Goal: Transcribe the listing verbatim. Do not carry over any pictures.

*** Data supplied

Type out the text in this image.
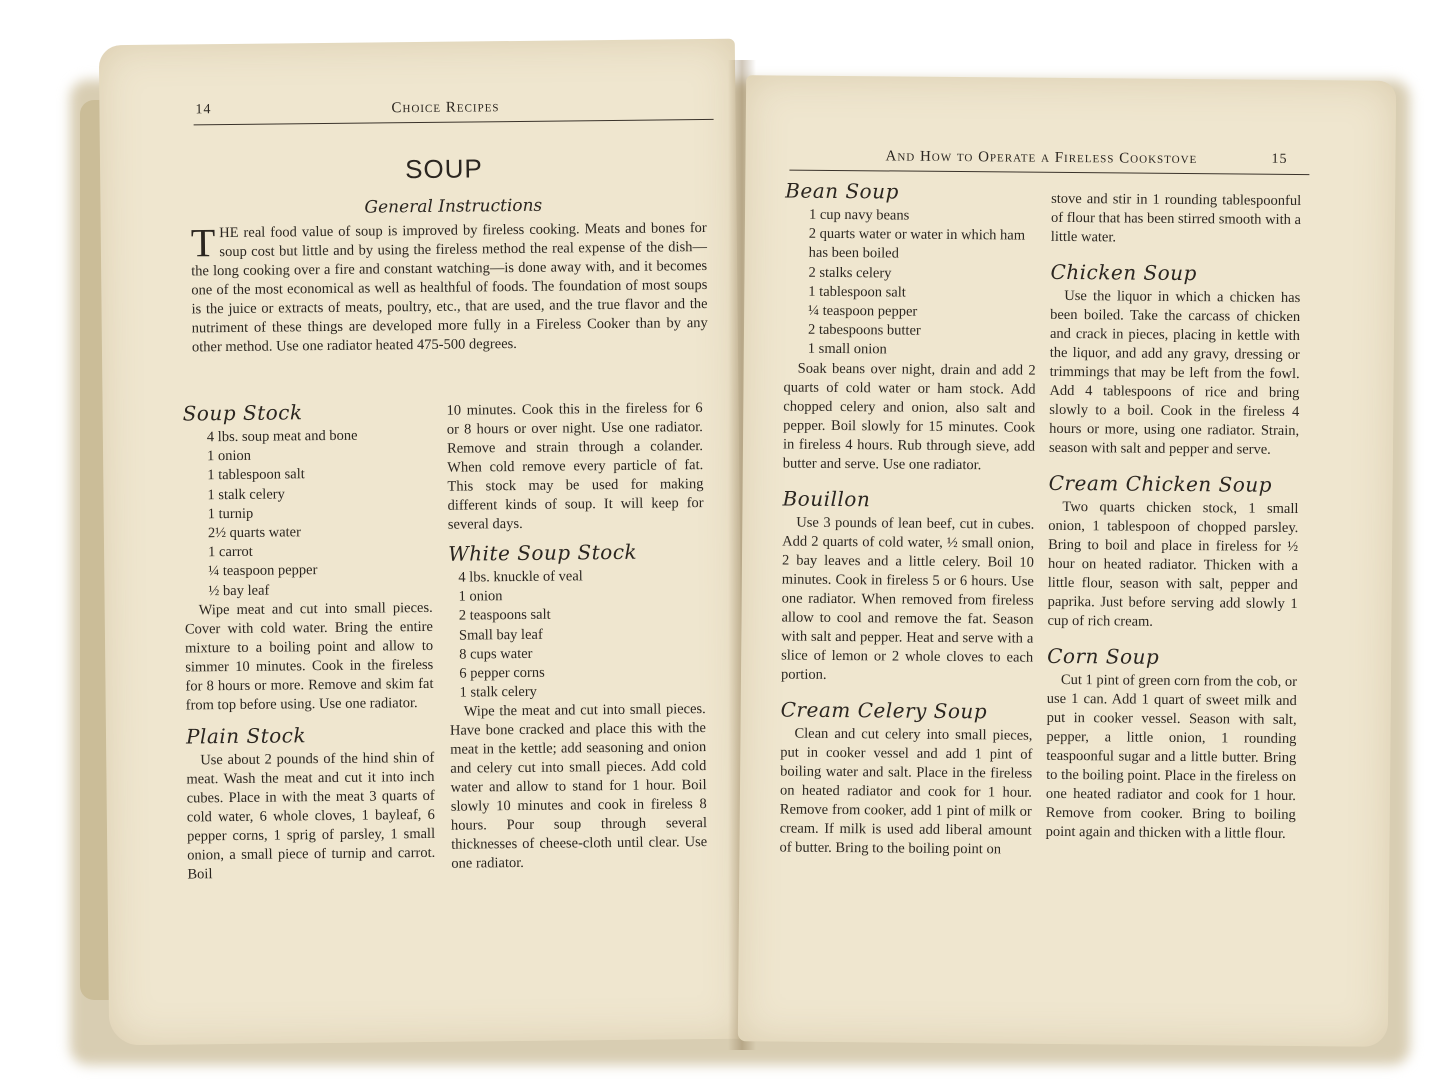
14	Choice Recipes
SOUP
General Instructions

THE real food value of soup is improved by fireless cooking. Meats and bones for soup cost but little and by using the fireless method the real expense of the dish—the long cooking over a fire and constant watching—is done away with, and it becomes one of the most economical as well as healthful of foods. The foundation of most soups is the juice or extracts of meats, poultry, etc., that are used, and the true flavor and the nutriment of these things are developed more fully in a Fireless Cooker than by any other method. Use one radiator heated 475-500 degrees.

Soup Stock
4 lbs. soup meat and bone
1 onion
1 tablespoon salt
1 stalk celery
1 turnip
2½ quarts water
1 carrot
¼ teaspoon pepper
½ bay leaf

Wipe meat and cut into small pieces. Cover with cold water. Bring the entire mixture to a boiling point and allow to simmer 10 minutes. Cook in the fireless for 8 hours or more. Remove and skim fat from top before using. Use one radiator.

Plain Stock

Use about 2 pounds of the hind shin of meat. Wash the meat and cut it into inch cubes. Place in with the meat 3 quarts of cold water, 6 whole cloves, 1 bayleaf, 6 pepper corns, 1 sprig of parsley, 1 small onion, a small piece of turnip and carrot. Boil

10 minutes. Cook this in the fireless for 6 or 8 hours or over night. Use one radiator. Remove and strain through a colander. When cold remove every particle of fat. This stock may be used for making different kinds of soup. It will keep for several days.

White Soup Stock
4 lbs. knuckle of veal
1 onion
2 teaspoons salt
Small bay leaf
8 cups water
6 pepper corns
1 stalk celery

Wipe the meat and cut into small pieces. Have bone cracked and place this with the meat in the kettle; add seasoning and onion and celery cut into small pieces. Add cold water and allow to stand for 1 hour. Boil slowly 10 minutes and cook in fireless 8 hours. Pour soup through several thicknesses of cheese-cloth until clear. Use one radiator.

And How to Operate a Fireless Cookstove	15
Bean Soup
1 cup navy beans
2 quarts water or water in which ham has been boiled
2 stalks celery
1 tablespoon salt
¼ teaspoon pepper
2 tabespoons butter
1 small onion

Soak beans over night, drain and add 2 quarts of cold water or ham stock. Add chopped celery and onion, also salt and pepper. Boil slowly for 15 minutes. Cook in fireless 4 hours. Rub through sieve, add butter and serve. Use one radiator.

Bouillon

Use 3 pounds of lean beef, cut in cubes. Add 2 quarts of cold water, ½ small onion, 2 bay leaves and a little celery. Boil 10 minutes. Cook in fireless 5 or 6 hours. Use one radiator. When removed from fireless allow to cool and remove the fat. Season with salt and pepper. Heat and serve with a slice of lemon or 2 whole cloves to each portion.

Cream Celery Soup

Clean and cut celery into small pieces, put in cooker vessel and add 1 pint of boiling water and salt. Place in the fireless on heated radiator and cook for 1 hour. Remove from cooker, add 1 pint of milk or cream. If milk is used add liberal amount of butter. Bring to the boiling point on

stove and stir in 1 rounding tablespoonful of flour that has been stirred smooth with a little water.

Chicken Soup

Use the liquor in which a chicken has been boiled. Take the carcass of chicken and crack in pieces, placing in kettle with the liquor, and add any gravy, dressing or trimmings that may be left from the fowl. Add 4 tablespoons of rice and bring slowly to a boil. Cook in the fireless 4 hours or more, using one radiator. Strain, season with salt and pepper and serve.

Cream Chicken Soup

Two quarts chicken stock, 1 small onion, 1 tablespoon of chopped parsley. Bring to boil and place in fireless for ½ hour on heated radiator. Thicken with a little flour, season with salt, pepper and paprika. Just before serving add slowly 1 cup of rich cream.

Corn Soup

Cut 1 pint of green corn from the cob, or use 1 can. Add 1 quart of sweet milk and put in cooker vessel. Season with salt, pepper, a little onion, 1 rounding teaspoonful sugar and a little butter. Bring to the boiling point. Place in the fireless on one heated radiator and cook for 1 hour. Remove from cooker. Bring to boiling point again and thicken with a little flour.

******

Answer to this exercise:
Type out the text in this image.
14	Choice Recipes
SOUP
General Instructions

THE real food value of soup is improved by fireless cooking. Meats and bones for soup cost but little and by using the fireless method the real expense of the dish—the long cooking over a fire and constant watching—is done away with, and it becomes one of the most economical as well as healthful of foods. The foundation of most soups is the juice or extracts of meats, poultry, etc., that are used, and the true flavor and the nutriment of these things are developed more fully in a Fireless Cooker than by any other method. Use one radiator heated 475-500 degrees.

Soup Stock
4 lbs. soup meat and bone
1 onion
1 tablespoon salt
1 stalk celery
1 turnip
2½ quarts water
1 carrot
¼ teaspoon pepper
½ bay leaf

Wipe meat and cut into small pieces. Cover with cold water. Bring the entire mixture to a boiling point and allow to simmer 10 minutes. Cook in the fireless for 8 hours or more. Remove and skim fat from top before using. Use one radiator.

Plain Stock

Use about 2 pounds of the hind shin of meat. Wash the meat and cut it into inch cubes. Place in with the meat 3 quarts of cold water, 6 whole cloves, 1 bayleaf, 6 pepper corns, 1 sprig of parsley, 1 small onion, a small piece of turnip and carrot. Boil

10 minutes. Cook this in the fireless for 6 or 8 hours or over night. Use one radiator. Remove and strain through a colander. When cold remove every particle of fat. This stock may be used for making different kinds of soup. It will keep for several days.

White Soup Stock
4 lbs. knuckle of veal
1 onion
2 teaspoons salt
Small bay leaf
8 cups water
6 pepper corns
1 stalk celery

Wipe the meat and cut into small pieces. Have bone cracked and place this with the meat in the kettle; add seasoning and onion and celery cut into small pieces. Add cold water and allow to stand for 1 hour. Boil slowly 10 minutes and cook in fireless 8 hours. Pour soup through several thicknesses of cheese-cloth until clear. Use one radiator.

And How to Operate a Fireless Cookstove	15
Bean Soup
1 cup navy beans
2 quarts water or water in which ham has been boiled
2 stalks celery
1 tablespoon salt
¼ teaspoon pepper
2 tabespoons butter
1 small onion

Soak beans over night, drain and add 2 quarts of cold water or ham stock. Add chopped celery and onion, also salt and pepper. Boil slowly for 15 minutes. Cook in fireless 4 hours. Rub through sieve, add butter and serve. Use one radiator.

Bouillon

Use 3 pounds of lean beef, cut in cubes. Add 2 quarts of cold water, ½ small onion, 2 bay leaves and a little celery. Boil 10 minutes. Cook in fireless 5 or 6 hours. Use one radiator. When removed from fireless allow to cool and remove the fat. Season with salt and pepper. Heat and serve with a slice of lemon or 2 whole cloves to each portion.

Cream Celery Soup

Clean and cut celery into small pieces, put in cooker vessel and add 1 pint of boiling water and salt. Place in the fireless on heated radiator and cook for 1 hour. Remove from cooker, add 1 pint of milk or cream. If milk is used add liberal amount of butter. Bring to the boiling point on

stove and stir in 1 rounding tablespoonful of flour that has been stirred smooth with a little water.

Chicken Soup

Use the liquor in which a chicken has been boiled. Take the carcass of chicken and crack in pieces, placing in kettle with the liquor, and add any gravy, dressing or trimmings that may be left from the fowl. Add 4 tablespoons of rice and bring slowly to a boil. Cook in the fireless 4 hours or more, using one radiator. Strain, season with salt and pepper and serve.

Cream Chicken Soup

Two quarts chicken stock, 1 small onion, 1 tablespoon of chopped parsley. Bring to boil and place in fireless for ½ hour on heated radiator. Thicken with a little flour, season with salt, pepper and paprika. Just before serving add slowly 1 cup of rich cream.

Corn Soup

Cut 1 pint of green corn from the cob, or use 1 can. Add 1 quart of sweet milk and put in cooker vessel. Season with salt, pepper, a little onion, 1 rounding teaspoonful sugar and a little butter. Bring to the boiling point. Place in the fireless on one heated radiator and cook for 1 hour. Remove from cooker. Bring to boiling point again and thicken with a little flour.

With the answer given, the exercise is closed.